### What you are asked to do
Rewrite the rows below, changing every "handle-strip" to "pull-bar" and keeping everything else the same. Omit the pictures from your answer.

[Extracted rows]
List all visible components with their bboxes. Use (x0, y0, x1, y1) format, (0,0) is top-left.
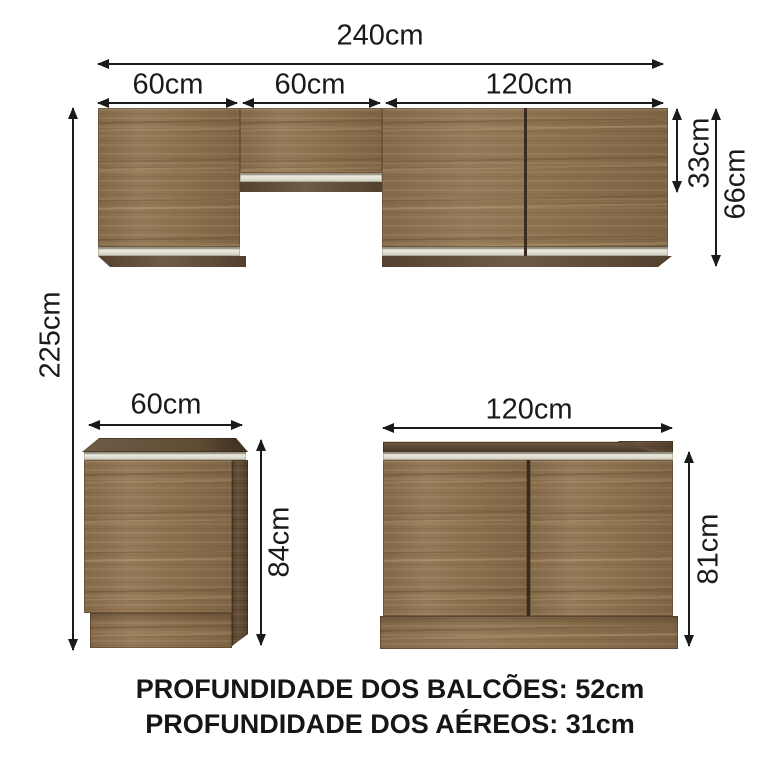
upper-small-height-arrow-icon (676, 109, 678, 192)
overall-height-arrow-icon (72, 108, 74, 650)
base-right-height-arrow-icon (688, 452, 690, 646)
base-cabinet-left-handle-strip (84, 452, 246, 460)
base-cabinet-right-plinth (380, 616, 678, 649)
base-left-width-label: 60cm (131, 391, 202, 420)
base-cabinet-left-door (84, 460, 232, 613)
base-right-height-label: 81cm (695, 514, 724, 585)
upper-cabinet-middle-door (240, 108, 382, 173)
base-cabinet-left-toe-kick (90, 613, 232, 648)
upper-cabinet-left-underside (98, 256, 246, 267)
overall-height-label: 225cm (37, 291, 66, 378)
total-width-label: 240cm (336, 22, 423, 51)
section3-width-arrow-icon (386, 102, 663, 104)
upper-small-height-label: 33cm (686, 118, 715, 189)
upper-cabinet-left-handle-strip (98, 247, 240, 256)
base-cabinet-right-door-left (383, 460, 527, 616)
upper-large-height-arrow-icon (715, 109, 717, 266)
base-left-height-label: 84cm (266, 507, 295, 578)
base-cabinet-right-handle-strip (383, 452, 673, 460)
upper-cabinet-right (382, 108, 668, 256)
section2-width-arrow-icon (243, 102, 380, 104)
upper-large-height-label: 66cm (722, 149, 751, 220)
section2-width-label: 60cm (275, 71, 346, 100)
base-cabinet-right (383, 441, 673, 648)
base-left-height-arrow-icon (260, 440, 262, 645)
upper-cabinet-middle-handle-strip (240, 173, 382, 182)
counter-depth-note: PROFUNDIDADE DOS BALCÕES: 52cm (0, 672, 780, 707)
upper-cabinet-middle (240, 108, 382, 182)
base-right-width-arrow-icon (383, 427, 672, 429)
upper-cabinet-right-door-divider (524, 108, 527, 256)
base-cabinet-right-door-right (530, 460, 673, 616)
upper-cabinet-right-underside (382, 256, 672, 267)
upper-cabinet-left (98, 108, 240, 256)
wall-cabinet-depth-note: PROFUNDIDADE DOS AÉREOS: 31cm (0, 707, 780, 742)
kitchen-dimensions-diagram: 240cm 60cm 60cm 120cm 33cm 66cm 225cm 60… (0, 0, 780, 780)
base-cabinet-right-doors (383, 460, 673, 616)
section1-width-arrow-icon (98, 102, 237, 104)
base-cabinet-left-countertop (82, 438, 248, 452)
base-cabinet-left (82, 438, 248, 648)
section3-width-label: 120cm (485, 71, 572, 100)
section1-width-label: 60cm (133, 71, 204, 100)
total-width-arrow-icon (98, 63, 663, 65)
base-left-width-arrow-icon (89, 424, 242, 426)
upper-cabinet-left-door (98, 108, 240, 247)
depth-notes: PROFUNDIDADE DOS BALCÕES: 52cm PROFUNDID… (0, 672, 780, 742)
base-cabinet-left-side-panel (232, 460, 248, 646)
base-right-width-label: 120cm (485, 396, 572, 425)
upper-cabinet-middle-underside (240, 182, 384, 192)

### Result of this exercise
List all visible components with their bboxes. Use (x0, y0, x1, y1) format, (0,0) is top-left.
upper-small-height-arrow-icon (676, 109, 678, 192)
overall-height-arrow-icon (72, 108, 74, 650)
base-right-height-arrow-icon (688, 452, 690, 646)
base-cabinet-left-pull-bar (84, 452, 246, 460)
base-cabinet-right-plinth (380, 616, 678, 649)
base-left-width-label: 60cm (131, 391, 202, 420)
base-cabinet-left-door (84, 460, 232, 613)
base-right-height-label: 81cm (695, 514, 724, 585)
upper-cabinet-middle-door (240, 108, 382, 173)
base-cabinet-left-toe-kick (90, 613, 232, 648)
upper-cabinet-left-underside (98, 256, 246, 267)
overall-height-label: 225cm (37, 291, 66, 378)
total-width-label: 240cm (336, 22, 423, 51)
section3-width-arrow-icon (386, 102, 663, 104)
upper-small-height-label: 33cm (686, 118, 715, 189)
upper-cabinet-left-pull-bar (98, 247, 240, 256)
base-cabinet-right-door-left (383, 460, 527, 616)
upper-large-height-arrow-icon (715, 109, 717, 266)
base-left-height-label: 84cm (266, 507, 295, 578)
base-cabinet-right-pull-bar (383, 452, 673, 460)
upper-cabinet-right (382, 108, 668, 256)
section2-width-arrow-icon (243, 102, 380, 104)
upper-large-height-label: 66cm (722, 149, 751, 220)
section2-width-label: 60cm (275, 71, 346, 100)
base-cabinet-right (383, 441, 673, 648)
base-left-height-arrow-icon (260, 440, 262, 645)
upper-cabinet-middle-pull-bar (240, 173, 382, 182)
counter-depth-note: PROFUNDIDADE DOS BALCÕES: 52cm (0, 672, 780, 707)
upper-cabinet-middle (240, 108, 382, 182)
base-right-width-arrow-icon (383, 427, 672, 429)
upper-cabinet-right-door-divider (524, 108, 527, 256)
base-cabinet-right-door-right (530, 460, 673, 616)
upper-cabinet-right-underside (382, 256, 672, 267)
upper-cabinet-left (98, 108, 240, 256)
wall-cabinet-depth-note: PROFUNDIDADE DOS AÉREOS: 31cm (0, 707, 780, 742)
kitchen-dimensions-diagram: 240cm 60cm 60cm 120cm 33cm 66cm 225cm 60… (0, 0, 780, 780)
base-cabinet-right-doors (383, 460, 673, 616)
section1-width-arrow-icon (98, 102, 237, 104)
base-cabinet-left-countertop (82, 438, 248, 452)
base-cabinet-left (82, 438, 248, 648)
section3-width-label: 120cm (485, 71, 572, 100)
section1-width-label: 60cm (133, 71, 204, 100)
total-width-arrow-icon (98, 63, 663, 65)
base-left-width-arrow-icon (89, 424, 242, 426)
upper-cabinet-left-door (98, 108, 240, 247)
depth-notes: PROFUNDIDADE DOS BALCÕES: 52cm PROFUNDID… (0, 672, 780, 742)
base-cabinet-left-side-panel (232, 460, 248, 646)
base-right-width-label: 120cm (485, 396, 572, 425)
upper-cabinet-middle-underside (240, 182, 384, 192)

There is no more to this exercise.